◆ **Problem requirements**
Show all lines from the listing below that contain "累计完成数".

-- Begin --

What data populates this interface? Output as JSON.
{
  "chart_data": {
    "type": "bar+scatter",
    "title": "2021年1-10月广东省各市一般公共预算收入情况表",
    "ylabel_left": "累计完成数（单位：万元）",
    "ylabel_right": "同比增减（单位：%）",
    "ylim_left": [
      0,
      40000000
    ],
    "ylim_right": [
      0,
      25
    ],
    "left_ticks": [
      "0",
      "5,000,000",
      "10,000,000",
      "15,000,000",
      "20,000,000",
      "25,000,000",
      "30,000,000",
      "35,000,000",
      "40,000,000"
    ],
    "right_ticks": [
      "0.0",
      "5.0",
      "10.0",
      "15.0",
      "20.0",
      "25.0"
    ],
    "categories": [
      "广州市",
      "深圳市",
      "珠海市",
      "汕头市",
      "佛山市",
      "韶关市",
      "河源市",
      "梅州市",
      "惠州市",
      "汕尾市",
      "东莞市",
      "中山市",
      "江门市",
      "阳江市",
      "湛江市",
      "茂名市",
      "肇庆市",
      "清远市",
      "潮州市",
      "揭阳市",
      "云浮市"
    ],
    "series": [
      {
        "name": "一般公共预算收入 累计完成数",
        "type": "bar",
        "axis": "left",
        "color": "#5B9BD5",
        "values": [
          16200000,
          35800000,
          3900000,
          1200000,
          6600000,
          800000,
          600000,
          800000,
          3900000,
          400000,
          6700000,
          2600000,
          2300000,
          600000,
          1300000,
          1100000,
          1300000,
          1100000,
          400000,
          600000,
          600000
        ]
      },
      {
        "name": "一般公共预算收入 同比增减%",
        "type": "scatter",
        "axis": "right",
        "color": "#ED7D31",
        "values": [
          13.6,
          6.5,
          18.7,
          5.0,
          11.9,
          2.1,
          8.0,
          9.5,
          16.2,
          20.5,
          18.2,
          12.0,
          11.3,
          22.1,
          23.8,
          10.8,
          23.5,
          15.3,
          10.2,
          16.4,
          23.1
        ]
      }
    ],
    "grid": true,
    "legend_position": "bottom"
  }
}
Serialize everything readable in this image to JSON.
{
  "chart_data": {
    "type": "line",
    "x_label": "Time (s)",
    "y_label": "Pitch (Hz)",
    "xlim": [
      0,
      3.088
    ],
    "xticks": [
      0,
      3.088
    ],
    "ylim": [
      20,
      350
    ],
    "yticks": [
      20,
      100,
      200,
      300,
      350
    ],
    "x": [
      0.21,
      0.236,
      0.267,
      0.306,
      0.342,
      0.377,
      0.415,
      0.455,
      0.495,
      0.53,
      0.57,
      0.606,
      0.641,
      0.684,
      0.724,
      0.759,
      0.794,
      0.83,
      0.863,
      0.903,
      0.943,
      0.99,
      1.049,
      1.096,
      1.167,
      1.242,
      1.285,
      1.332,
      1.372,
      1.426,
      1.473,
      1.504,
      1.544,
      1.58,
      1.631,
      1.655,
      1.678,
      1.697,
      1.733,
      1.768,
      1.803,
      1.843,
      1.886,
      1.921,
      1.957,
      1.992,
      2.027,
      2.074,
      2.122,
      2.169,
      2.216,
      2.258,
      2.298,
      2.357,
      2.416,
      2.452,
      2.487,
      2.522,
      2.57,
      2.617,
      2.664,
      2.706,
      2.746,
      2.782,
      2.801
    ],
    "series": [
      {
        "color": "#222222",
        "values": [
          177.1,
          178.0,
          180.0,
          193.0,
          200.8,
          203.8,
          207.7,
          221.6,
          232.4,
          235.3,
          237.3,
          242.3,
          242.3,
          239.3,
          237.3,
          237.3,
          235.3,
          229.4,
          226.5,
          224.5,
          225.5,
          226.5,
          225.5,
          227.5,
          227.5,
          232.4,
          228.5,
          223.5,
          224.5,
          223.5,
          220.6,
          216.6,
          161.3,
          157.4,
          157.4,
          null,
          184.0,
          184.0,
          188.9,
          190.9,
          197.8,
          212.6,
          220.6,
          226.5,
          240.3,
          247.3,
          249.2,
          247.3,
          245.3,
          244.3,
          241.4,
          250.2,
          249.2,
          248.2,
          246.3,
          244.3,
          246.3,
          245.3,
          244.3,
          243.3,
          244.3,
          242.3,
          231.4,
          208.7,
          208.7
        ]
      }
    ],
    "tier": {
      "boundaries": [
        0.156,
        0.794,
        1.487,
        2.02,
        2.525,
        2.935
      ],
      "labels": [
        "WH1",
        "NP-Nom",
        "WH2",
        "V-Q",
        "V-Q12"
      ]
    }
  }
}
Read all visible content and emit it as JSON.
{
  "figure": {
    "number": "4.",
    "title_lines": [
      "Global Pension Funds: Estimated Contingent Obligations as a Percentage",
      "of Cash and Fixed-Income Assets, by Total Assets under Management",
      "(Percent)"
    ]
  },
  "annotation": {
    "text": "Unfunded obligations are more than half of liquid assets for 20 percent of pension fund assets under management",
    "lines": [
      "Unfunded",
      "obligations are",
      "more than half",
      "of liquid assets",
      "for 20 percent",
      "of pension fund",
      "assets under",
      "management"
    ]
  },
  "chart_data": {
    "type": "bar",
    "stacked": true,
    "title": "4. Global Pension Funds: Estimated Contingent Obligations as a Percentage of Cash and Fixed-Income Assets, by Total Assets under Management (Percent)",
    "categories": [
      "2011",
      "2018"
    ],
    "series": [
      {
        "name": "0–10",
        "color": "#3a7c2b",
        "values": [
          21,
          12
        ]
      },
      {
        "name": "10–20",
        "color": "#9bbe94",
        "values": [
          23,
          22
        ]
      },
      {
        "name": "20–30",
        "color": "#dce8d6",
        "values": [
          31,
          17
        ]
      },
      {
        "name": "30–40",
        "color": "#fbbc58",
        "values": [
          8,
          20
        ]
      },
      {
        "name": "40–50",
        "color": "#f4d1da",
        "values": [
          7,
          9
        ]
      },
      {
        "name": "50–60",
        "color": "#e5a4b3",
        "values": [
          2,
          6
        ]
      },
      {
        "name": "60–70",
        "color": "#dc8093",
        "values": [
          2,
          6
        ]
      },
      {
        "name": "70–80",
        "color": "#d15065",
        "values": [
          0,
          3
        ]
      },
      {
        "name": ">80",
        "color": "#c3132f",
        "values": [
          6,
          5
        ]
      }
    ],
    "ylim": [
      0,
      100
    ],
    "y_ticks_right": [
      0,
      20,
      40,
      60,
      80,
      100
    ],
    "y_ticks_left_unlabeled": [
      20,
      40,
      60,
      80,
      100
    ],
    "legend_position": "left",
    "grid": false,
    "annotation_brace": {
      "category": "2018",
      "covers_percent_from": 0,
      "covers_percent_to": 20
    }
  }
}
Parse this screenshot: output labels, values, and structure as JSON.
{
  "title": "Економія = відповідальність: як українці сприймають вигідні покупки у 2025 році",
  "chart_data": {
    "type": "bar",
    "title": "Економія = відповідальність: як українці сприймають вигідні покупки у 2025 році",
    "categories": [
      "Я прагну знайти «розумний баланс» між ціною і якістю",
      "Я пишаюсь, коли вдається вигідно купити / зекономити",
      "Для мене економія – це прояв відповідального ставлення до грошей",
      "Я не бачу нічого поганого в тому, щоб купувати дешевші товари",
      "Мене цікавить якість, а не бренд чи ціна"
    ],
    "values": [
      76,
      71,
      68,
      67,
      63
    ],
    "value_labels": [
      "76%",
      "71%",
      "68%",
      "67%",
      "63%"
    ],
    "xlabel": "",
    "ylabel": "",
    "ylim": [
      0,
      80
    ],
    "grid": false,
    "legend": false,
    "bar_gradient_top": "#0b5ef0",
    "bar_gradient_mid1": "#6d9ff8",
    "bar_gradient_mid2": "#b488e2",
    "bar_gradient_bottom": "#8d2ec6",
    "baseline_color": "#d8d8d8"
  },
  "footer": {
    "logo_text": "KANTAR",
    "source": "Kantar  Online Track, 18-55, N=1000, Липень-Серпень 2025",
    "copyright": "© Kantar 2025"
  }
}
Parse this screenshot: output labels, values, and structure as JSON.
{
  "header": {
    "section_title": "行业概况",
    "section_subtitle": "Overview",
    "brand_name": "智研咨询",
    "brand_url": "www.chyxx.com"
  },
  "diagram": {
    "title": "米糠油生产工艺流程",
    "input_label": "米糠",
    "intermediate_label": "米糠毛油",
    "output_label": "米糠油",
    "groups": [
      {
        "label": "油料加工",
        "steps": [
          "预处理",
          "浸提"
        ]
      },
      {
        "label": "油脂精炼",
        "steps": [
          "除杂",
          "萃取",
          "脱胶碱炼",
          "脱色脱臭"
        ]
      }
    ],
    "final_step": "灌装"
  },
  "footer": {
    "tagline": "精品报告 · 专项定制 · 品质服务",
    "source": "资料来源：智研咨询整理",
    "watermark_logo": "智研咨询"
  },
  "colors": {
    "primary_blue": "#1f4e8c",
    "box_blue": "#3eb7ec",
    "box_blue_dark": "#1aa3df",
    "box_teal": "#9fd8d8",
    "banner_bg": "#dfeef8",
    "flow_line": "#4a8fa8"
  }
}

-- End --

◆ **Problem solution**
    "ylabel_left": "累计完成数（单位：万元）",
        "name": "一般公共预算收入 累计完成数",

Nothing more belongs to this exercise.